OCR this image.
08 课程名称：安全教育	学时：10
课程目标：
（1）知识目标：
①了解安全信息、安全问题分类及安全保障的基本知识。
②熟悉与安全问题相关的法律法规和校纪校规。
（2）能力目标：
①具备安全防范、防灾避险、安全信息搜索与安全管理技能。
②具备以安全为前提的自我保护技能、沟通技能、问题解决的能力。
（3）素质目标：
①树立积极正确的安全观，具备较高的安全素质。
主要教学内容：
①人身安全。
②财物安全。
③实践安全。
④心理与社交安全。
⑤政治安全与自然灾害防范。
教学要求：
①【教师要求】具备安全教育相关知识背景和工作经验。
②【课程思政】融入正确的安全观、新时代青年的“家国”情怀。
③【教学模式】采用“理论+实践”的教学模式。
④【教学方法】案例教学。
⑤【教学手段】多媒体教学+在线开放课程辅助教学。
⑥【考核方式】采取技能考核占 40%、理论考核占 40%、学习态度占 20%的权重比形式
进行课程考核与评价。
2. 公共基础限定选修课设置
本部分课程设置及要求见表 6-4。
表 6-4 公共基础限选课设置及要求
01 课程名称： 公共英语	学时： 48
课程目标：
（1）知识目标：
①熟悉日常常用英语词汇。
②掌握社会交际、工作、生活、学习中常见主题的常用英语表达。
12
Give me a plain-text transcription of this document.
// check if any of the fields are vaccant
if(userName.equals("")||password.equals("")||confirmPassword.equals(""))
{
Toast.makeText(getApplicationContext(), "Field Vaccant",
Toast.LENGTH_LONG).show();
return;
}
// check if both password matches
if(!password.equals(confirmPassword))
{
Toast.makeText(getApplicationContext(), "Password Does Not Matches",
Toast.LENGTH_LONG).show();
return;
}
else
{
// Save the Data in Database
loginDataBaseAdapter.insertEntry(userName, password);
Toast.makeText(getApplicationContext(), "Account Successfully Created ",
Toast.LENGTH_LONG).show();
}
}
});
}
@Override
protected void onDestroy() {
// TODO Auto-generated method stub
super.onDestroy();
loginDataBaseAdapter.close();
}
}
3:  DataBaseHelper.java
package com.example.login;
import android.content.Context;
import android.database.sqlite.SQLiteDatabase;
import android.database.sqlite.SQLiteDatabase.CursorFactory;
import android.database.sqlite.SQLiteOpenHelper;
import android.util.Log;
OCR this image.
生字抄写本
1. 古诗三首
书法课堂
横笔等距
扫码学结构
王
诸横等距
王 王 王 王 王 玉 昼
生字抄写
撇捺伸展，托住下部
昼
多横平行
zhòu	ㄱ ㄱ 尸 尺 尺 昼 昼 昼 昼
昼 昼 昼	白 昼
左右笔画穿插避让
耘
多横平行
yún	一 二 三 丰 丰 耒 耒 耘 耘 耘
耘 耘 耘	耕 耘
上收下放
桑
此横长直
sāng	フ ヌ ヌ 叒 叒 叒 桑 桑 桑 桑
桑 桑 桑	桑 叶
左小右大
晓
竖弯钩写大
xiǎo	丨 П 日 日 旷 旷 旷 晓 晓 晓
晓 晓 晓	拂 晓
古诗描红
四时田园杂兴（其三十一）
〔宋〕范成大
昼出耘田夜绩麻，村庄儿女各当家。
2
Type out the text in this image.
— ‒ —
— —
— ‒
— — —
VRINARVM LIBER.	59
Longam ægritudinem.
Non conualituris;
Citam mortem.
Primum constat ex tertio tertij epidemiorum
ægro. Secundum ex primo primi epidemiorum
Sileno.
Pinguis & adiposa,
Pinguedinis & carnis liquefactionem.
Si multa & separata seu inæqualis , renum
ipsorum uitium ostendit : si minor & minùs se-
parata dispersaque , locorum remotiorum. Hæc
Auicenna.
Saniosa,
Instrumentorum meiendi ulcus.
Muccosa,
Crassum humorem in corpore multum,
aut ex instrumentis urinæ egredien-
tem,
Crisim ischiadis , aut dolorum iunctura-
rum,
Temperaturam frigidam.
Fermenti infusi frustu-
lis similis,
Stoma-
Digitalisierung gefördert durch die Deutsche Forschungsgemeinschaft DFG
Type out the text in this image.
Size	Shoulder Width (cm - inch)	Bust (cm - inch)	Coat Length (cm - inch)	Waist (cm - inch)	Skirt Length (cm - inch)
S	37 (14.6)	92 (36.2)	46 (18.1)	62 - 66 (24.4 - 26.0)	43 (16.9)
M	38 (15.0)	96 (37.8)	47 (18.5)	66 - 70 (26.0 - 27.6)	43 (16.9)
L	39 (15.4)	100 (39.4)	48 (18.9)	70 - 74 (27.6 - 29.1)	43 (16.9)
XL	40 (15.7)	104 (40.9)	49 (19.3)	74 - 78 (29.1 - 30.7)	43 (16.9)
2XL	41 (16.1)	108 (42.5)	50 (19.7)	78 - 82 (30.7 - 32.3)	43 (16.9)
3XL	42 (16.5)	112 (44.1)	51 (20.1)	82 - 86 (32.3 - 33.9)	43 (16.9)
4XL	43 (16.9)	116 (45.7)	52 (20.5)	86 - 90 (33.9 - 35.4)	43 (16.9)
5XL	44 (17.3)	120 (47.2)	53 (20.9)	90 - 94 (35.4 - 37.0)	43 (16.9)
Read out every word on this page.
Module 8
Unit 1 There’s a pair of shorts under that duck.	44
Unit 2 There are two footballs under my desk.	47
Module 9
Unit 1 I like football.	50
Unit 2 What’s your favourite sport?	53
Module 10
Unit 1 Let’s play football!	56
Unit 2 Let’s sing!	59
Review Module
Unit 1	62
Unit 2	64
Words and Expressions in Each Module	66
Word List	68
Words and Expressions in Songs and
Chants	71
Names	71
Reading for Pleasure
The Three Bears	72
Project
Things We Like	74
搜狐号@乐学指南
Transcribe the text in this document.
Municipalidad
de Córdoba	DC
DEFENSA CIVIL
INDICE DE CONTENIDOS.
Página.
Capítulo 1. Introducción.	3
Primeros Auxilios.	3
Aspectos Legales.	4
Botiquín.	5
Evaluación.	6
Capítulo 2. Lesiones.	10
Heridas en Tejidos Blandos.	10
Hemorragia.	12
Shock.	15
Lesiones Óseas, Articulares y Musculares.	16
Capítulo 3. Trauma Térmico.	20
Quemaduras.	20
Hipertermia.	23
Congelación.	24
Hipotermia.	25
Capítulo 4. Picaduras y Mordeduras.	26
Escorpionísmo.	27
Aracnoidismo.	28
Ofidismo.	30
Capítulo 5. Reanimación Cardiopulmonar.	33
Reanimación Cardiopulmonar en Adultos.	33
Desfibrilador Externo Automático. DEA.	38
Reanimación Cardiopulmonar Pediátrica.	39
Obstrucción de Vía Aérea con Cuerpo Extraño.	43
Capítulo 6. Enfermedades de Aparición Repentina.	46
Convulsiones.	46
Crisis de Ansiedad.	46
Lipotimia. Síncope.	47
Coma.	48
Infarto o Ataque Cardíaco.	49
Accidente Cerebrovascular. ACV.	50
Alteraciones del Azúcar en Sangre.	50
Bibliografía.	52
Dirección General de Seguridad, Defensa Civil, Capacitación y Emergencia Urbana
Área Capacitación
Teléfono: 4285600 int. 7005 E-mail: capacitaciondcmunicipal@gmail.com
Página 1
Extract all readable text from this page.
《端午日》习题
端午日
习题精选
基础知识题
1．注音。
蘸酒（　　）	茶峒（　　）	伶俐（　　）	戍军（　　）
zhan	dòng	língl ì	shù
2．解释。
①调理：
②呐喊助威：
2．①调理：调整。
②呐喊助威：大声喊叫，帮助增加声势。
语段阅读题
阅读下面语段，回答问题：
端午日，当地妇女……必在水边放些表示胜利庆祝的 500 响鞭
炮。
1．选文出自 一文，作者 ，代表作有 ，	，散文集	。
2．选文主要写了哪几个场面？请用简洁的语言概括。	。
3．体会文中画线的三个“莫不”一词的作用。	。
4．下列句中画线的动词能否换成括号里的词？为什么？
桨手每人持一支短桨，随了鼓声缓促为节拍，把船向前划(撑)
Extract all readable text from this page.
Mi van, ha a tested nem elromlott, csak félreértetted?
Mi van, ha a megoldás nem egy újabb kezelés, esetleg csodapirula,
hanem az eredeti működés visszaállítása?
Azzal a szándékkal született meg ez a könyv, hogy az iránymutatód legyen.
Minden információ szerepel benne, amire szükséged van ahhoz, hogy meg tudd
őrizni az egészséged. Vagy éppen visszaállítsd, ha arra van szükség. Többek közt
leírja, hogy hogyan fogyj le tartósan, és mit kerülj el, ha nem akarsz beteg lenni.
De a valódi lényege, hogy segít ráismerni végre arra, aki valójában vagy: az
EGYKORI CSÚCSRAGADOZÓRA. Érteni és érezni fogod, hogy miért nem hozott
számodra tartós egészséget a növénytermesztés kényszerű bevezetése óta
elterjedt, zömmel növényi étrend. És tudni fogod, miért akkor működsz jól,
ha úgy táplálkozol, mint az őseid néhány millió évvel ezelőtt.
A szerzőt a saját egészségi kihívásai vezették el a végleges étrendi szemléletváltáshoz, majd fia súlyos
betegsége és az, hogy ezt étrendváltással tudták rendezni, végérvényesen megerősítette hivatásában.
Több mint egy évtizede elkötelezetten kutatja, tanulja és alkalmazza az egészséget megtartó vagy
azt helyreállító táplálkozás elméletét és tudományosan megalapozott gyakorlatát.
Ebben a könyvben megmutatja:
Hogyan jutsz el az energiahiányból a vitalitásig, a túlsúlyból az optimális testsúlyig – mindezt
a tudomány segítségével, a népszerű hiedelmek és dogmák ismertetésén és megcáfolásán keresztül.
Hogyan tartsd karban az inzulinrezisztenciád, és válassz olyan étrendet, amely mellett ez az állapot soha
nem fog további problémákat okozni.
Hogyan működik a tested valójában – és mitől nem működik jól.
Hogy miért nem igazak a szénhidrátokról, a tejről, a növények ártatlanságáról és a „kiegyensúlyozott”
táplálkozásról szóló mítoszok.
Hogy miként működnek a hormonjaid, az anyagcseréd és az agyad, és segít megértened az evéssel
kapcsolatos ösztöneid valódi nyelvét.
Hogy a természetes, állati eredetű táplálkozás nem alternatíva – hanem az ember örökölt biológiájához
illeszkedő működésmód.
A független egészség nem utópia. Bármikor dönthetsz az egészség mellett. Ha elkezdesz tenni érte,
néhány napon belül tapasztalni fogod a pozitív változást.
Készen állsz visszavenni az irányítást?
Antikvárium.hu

= = = = =

**What to do**
Check each line above for the word "document" and copy the ones that have it.

**Task solution**
Give me a plain-text transcription of this document.
Transcribe the text in this document.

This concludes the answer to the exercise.